■ PROBLEM REQUIREMENTS: State the number of lines, and only that number, in which the word "koszty" appears.
====
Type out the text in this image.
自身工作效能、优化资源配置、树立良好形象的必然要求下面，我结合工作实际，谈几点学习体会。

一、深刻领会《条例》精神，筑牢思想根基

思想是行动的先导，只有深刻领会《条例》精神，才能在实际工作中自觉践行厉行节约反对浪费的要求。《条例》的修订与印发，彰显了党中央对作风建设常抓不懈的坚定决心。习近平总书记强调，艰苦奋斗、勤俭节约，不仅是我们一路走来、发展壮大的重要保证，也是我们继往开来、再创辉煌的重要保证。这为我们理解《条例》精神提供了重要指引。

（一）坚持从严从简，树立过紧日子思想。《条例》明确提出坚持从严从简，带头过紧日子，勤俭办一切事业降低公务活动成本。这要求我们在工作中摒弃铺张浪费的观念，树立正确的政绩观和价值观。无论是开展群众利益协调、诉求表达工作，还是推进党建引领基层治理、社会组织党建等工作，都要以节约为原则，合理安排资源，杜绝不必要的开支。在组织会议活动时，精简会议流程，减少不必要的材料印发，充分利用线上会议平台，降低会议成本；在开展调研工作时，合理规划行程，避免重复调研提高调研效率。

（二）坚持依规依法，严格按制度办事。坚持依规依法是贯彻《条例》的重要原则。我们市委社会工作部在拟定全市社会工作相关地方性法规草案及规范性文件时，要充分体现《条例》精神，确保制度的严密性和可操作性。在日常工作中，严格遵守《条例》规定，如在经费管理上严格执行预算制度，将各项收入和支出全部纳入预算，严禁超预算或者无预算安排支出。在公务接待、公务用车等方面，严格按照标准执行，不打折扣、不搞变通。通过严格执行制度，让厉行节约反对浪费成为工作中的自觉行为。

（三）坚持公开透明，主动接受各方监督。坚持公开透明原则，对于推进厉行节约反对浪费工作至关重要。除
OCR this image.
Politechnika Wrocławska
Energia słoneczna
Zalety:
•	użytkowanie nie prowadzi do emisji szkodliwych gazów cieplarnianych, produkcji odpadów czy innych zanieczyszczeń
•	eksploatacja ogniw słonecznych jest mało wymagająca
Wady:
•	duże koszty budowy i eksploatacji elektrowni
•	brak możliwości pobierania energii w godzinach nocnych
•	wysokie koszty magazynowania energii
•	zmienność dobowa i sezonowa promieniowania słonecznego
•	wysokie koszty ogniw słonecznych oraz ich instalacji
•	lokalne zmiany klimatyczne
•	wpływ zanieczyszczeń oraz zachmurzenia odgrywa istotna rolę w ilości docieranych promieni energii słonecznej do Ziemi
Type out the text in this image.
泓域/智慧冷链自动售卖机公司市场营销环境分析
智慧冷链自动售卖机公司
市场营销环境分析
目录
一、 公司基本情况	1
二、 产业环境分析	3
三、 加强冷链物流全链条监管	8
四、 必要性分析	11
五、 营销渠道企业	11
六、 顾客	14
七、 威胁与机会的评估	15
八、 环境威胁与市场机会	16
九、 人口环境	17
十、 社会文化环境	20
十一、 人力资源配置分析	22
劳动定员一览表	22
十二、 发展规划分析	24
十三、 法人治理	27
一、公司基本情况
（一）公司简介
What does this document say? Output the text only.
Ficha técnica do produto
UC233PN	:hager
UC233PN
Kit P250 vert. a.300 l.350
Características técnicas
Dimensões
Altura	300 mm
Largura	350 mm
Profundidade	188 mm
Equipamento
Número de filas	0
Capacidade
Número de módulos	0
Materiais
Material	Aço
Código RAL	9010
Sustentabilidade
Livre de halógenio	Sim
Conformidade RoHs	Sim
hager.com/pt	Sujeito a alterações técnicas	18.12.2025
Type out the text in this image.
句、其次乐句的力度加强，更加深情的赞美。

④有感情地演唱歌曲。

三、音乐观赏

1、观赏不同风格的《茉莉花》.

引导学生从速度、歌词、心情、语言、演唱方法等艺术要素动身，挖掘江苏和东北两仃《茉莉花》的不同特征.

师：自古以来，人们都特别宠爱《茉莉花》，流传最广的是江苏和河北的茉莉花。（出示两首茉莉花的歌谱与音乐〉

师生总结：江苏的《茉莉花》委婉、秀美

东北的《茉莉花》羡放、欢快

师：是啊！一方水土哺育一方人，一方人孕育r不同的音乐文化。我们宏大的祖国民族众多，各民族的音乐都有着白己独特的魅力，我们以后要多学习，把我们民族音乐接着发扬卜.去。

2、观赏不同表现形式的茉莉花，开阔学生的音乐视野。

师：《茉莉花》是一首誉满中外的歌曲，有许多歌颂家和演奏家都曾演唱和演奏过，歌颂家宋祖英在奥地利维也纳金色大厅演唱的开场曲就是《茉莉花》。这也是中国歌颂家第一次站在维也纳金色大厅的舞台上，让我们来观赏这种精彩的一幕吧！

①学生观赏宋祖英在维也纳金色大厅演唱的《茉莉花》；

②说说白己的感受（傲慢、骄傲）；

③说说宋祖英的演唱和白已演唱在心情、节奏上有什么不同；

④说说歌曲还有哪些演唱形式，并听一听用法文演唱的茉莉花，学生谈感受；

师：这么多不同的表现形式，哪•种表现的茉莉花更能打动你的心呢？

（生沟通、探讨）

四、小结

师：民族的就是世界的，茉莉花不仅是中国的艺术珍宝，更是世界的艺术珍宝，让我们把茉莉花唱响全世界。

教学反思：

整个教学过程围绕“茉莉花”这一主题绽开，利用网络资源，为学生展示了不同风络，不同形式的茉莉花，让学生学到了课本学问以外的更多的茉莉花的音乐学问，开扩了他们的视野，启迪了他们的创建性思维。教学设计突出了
====
■ THE REPLY: 3